• Set problem: With the pictures omitted, write out the entries that follow exactly as they stand.

## Start Records for the exercise

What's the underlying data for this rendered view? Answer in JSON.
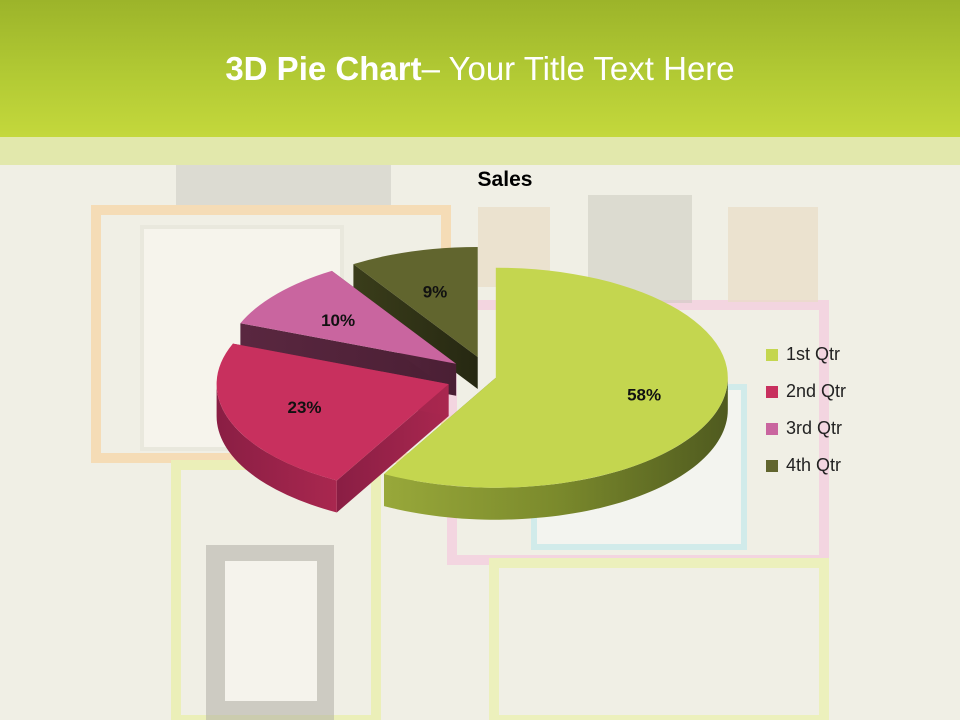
{
  "slide": {
    "title_bold": "3D Pie Chart",
    "title_rest": "– Your Title Text Here"
  },
  "chart_data": {
    "type": "pie",
    "title": "Sales",
    "categories": [
      "1st Qtr",
      "2nd Qtr",
      "3rd Qtr",
      "4th Qtr"
    ],
    "values": [
      58,
      23,
      10,
      9
    ],
    "data_labels": [
      "58%",
      "23%",
      "10%",
      "9%"
    ],
    "colors": [
      "#c4d64f",
      "#c8305e",
      "#c9659f",
      "#61652e"
    ],
    "legend_position": "right",
    "three_d": true,
    "exploded": true
  }
}
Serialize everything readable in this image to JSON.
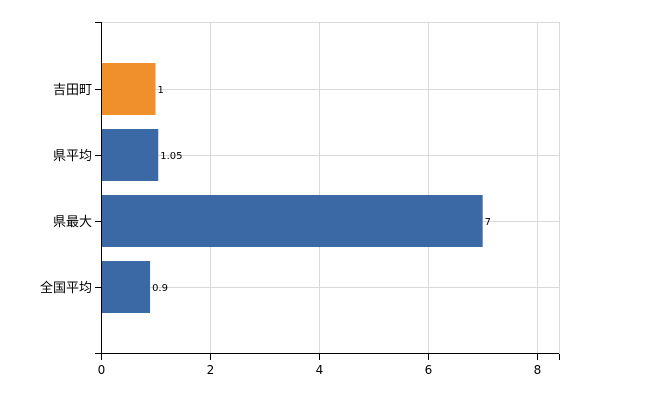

## End Records for the exercise

• Correct response:
What's the underlying data for this rendered view? Answer in JSON.
{
  "slide": {
    "title_bold": "3D Pie Chart",
    "title_rest": "– Your Title Text Here"
  },
  "chart_data": {
    "type": "pie",
    "title": "Sales",
    "categories": [
      "1st Qtr",
      "2nd Qtr",
      "3rd Qtr",
      "4th Qtr"
    ],
    "values": [
      58,
      23,
      10,
      9
    ],
    "data_labels": [
      "58%",
      "23%",
      "10%",
      "9%"
    ],
    "colors": [
      "#c4d64f",
      "#c8305e",
      "#c9659f",
      "#61652e"
    ],
    "legend_position": "right",
    "three_d": true,
    "exploded": true
  }
}
Serialize everything readable in this image to JSON.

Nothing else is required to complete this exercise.